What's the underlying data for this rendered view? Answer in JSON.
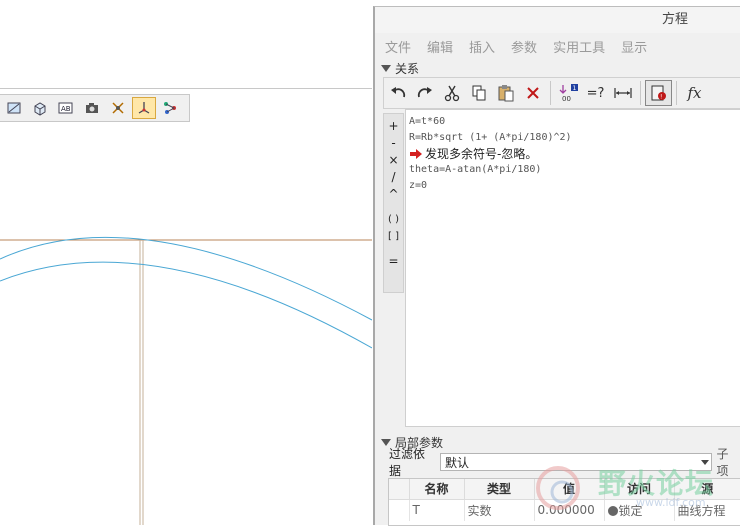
{
  "dialog": {
    "title": "方程",
    "menu": [
      "文件",
      "编辑",
      "插入",
      "参数",
      "实用工具",
      "显示"
    ],
    "relations_label": "关系",
    "operators": [
      "+",
      "-",
      "×",
      "/",
      "^",
      "( )",
      "[ ]",
      "="
    ],
    "relations_lines": [
      "A=t*60",
      "R=Rb*sqrt (1+ (A*pi/180)^2)",
      "theta=A-atan(A*pi/180)",
      "z=0"
    ],
    "warning": "发现多余符号-忽略。",
    "toolbar_text": {
      "eq_check": "=?",
      "fx": "fx",
      "sort_digits": "00",
      "sort_badge": "1"
    },
    "local_params_label": "局部参数",
    "filter_label": "过滤依据",
    "filter_value": "默认",
    "filter_right": "子项",
    "table": {
      "headers": [
        "名称",
        "类型",
        "值",
        "访问",
        "源"
      ],
      "rows": [
        {
          "name": "T",
          "type": "实数",
          "value": "0.000000",
          "access": "锁定",
          "source": "曲线方程"
        }
      ]
    }
  },
  "watermark": {
    "text": "野火论坛",
    "url": "www.ldf.com"
  },
  "colors": {
    "curve": "#4aa7d4",
    "axis": "#b8865a",
    "warning_arrow": "#d42020"
  }
}
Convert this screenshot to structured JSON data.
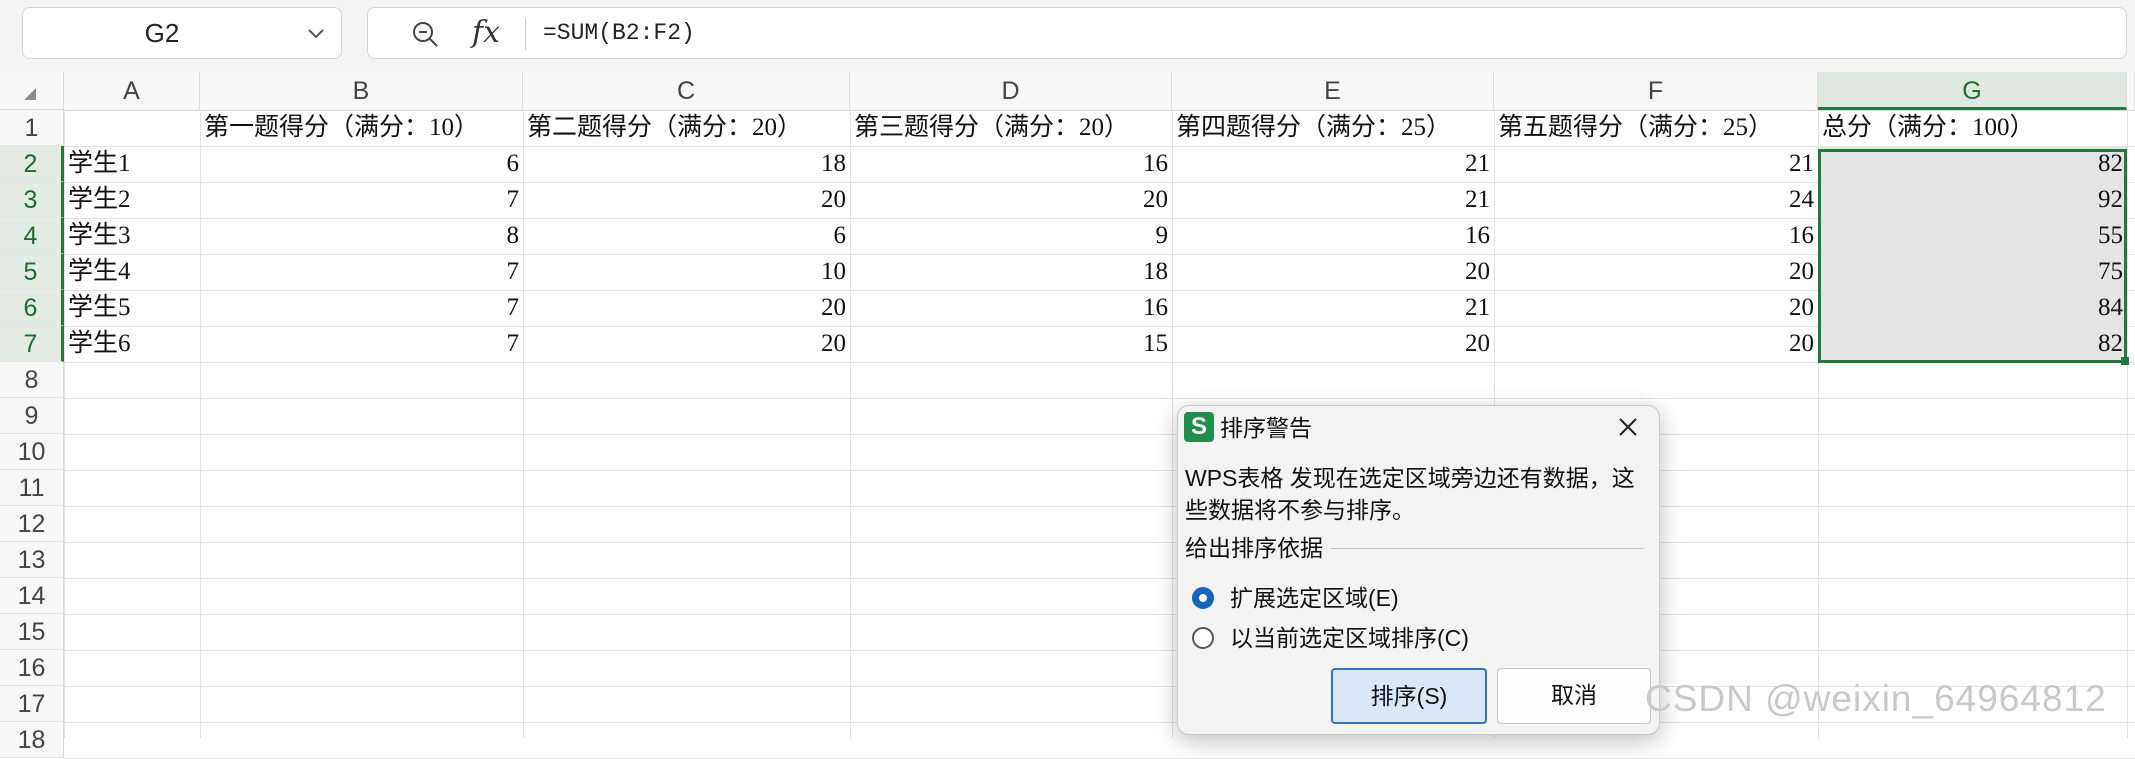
{
  "formula_bar": {
    "name_box": "G2",
    "fx_label": "fx",
    "formula": "=SUM(B2:F2)"
  },
  "columns": [
    "A",
    "B",
    "C",
    "D",
    "E",
    "F",
    "G"
  ],
  "active_column": "G",
  "rows": [
    "1",
    "2",
    "3",
    "4",
    "5",
    "6",
    "7",
    "8",
    "9",
    "10",
    "11",
    "12",
    "13",
    "14",
    "15",
    "16",
    "17",
    "18"
  ],
  "active_rows": [
    "2",
    "3",
    "4",
    "5",
    "6",
    "7"
  ],
  "sheet": {
    "header": [
      "",
      "第一题得分（满分：10）",
      "第二题得分（满分：20）",
      "第三题得分（满分：20）",
      "第四题得分（满分：25）",
      "第五题得分（满分：25）",
      "总分（满分：100）"
    ],
    "data": [
      [
        "学生1",
        "6",
        "18",
        "16",
        "21",
        "21",
        "82"
      ],
      [
        "学生2",
        "7",
        "20",
        "20",
        "21",
        "24",
        "92"
      ],
      [
        "学生3",
        "8",
        "6",
        "9",
        "16",
        "16",
        "55"
      ],
      [
        "学生4",
        "7",
        "10",
        "18",
        "20",
        "20",
        "75"
      ],
      [
        "学生5",
        "7",
        "20",
        "16",
        "21",
        "20",
        "84"
      ],
      [
        "学生6",
        "7",
        "20",
        "15",
        "20",
        "20",
        "82"
      ]
    ]
  },
  "dialog": {
    "app_icon": "S",
    "title": "排序警告",
    "message": "WPS表格 发现在选定区域旁边还有数据，这些数据将不参与排序。",
    "group_label": "给出排序依据",
    "options": [
      {
        "label": "扩展选定区域(E)",
        "checked": true
      },
      {
        "label": "以当前选定区域排序(C)",
        "checked": false
      }
    ],
    "sort_button": "排序(S)",
    "cancel_button": "取消"
  },
  "watermark": "CSDN @weixin_64964812",
  "colors": {
    "accent_green": "#1f7a3d",
    "dialog_button_blue": "#2a76c4",
    "app_icon_green": "#1f8f49"
  }
}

· · · · · · ·

### To do
Reproduce the data word for word, excluding its pictures.

### Correct answer
What's the underlying data for this rendered view? Answer in JSON.
{
  "dialog": {
    "title": "方程",
    "menu": [
      "文件",
      "编辑",
      "插入",
      "参数",
      "实用工具",
      "显示"
    ],
    "relations_label": "关系",
    "operators": [
      "+",
      "-",
      "×",
      "/",
      "^",
      "( )",
      "[ ]",
      "="
    ],
    "relations_lines": [
      "A=t*60",
      "R=Rb*sqrt (1+ (A*pi/180)^2)",
      "theta=A-atan(A*pi/180)",
      "z=0"
    ],
    "warning": "发现多余符号-忽略。",
    "toolbar_text": {
      "eq_check": "=?",
      "fx": "fx",
      "sort_digits": "00",
      "sort_badge": "1"
    },
    "local_params_label": "局部参数",
    "filter_label": "过滤依据",
    "filter_value": "默认",
    "filter_right": "子项",
    "table": {
      "headers": [
        "名称",
        "类型",
        "值",
        "访问",
        "源"
      ],
      "rows": [
        {
          "name": "T",
          "type": "实数",
          "value": "0.000000",
          "access": "锁定",
          "source": "曲线方程"
        }
      ]
    }
  },
  "watermark": {
    "text": "野火论坛",
    "url": "www.ldf.com"
  },
  "colors": {
    "curve": "#4aa7d4",
    "axis": "#b8865a",
    "warning_arrow": "#d42020"
  }
}
Convert this screenshot to structured JSON data.
{
  "formula_bar": {
    "name_box": "G2",
    "fx_label": "fx",
    "formula": "=SUM(B2:F2)"
  },
  "columns": [
    "A",
    "B",
    "C",
    "D",
    "E",
    "F",
    "G"
  ],
  "active_column": "G",
  "rows": [
    "1",
    "2",
    "3",
    "4",
    "5",
    "6",
    "7",
    "8",
    "9",
    "10",
    "11",
    "12",
    "13",
    "14",
    "15",
    "16",
    "17",
    "18"
  ],
  "active_rows": [
    "2",
    "3",
    "4",
    "5",
    "6",
    "7"
  ],
  "sheet": {
    "header": [
      "",
      "第一题得分（满分：10）",
      "第二题得分（满分：20）",
      "第三题得分（满分：20）",
      "第四题得分（满分：25）",
      "第五题得分（满分：25）",
      "总分（满分：100）"
    ],
    "data": [
      [
        "学生1",
        "6",
        "18",
        "16",
        "21",
        "21",
        "82"
      ],
      [
        "学生2",
        "7",
        "20",
        "20",
        "21",
        "24",
        "92"
      ],
      [
        "学生3",
        "8",
        "6",
        "9",
        "16",
        "16",
        "55"
      ],
      [
        "学生4",
        "7",
        "10",
        "18",
        "20",
        "20",
        "75"
      ],
      [
        "学生5",
        "7",
        "20",
        "16",
        "21",
        "20",
        "84"
      ],
      [
        "学生6",
        "7",
        "20",
        "15",
        "20",
        "20",
        "82"
      ]
    ]
  },
  "dialog": {
    "app_icon": "S",
    "title": "排序警告",
    "message": "WPS表格 发现在选定区域旁边还有数据，这些数据将不参与排序。",
    "group_label": "给出排序依据",
    "options": [
      {
        "label": "扩展选定区域(E)",
        "checked": true
      },
      {
        "label": "以当前选定区域排序(C)",
        "checked": false
      }
    ],
    "sort_button": "排序(S)",
    "cancel_button": "取消"
  },
  "watermark": "CSDN @weixin_64964812",
  "colors": {
    "accent_green": "#1f7a3d",
    "dialog_button_blue": "#2a76c4",
    "app_icon_green": "#1f8f49"
  }
}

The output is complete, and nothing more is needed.